**Stated goal**
Extract every line of the material that holds the string "Wine".
>> Start Source material
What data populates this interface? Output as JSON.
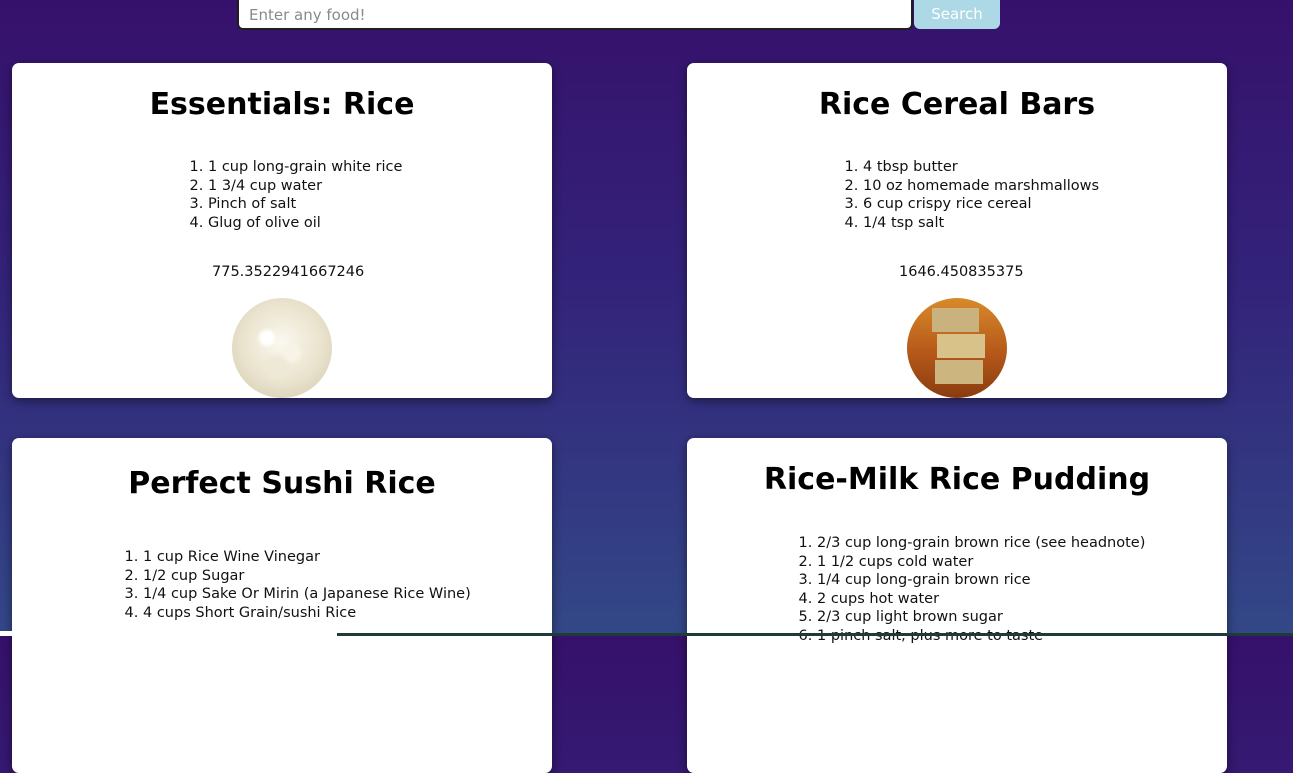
{
  "search": {
    "placeholder": "Enter any food!",
    "value": "",
    "button_label": "Search"
  },
  "recipes": [
    {
      "title": "Essentials: Rice",
      "ingredients": [
        "1 cup long-grain white rice",
        "1 3/4 cup water",
        "Pinch of salt",
        "Glug of olive oil"
      ],
      "calories": "775.3522941667246",
      "image": "rice-photo"
    },
    {
      "title": "Rice Cereal Bars",
      "ingredients": [
        "4 tbsp butter",
        "10 oz homemade marshmallows",
        "6 cup crispy rice cereal",
        "1/4 tsp salt"
      ],
      "calories": "1646.450835375",
      "image": "rice-cereal-bars-photo"
    },
    {
      "title": "Perfect Sushi Rice",
      "ingredients": [
        "1 cup Rice Wine Vinegar",
        "1/2 cup Sugar",
        "1/4 cup Sake Or Mirin (a Japanese Rice Wine)",
        "4 cups Short Grain/sushi Rice"
      ]
    },
    {
      "title": "Rice-Milk Rice Pudding",
      "ingredients": [
        "2/3 cup long-grain brown rice (see headnote)",
        "1 1/2 cups cold water",
        "1/4 cup long-grain brown rice",
        "2 cups hot water",
        "2/3 cup light brown sugar",
        "1 pinch salt, plus more to taste"
      ]
    }
  ],
  "colors": {
    "background_top": "#36116b",
    "background_bottom": "#334887",
    "search_button": "#add8e6"
  }
}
>> End Source material
**Solution for this exercise**
        "1 cup Rice Wine Vinegar",
        "1/4 cup Sake Or Mirin (a Japanese Rice Wine)",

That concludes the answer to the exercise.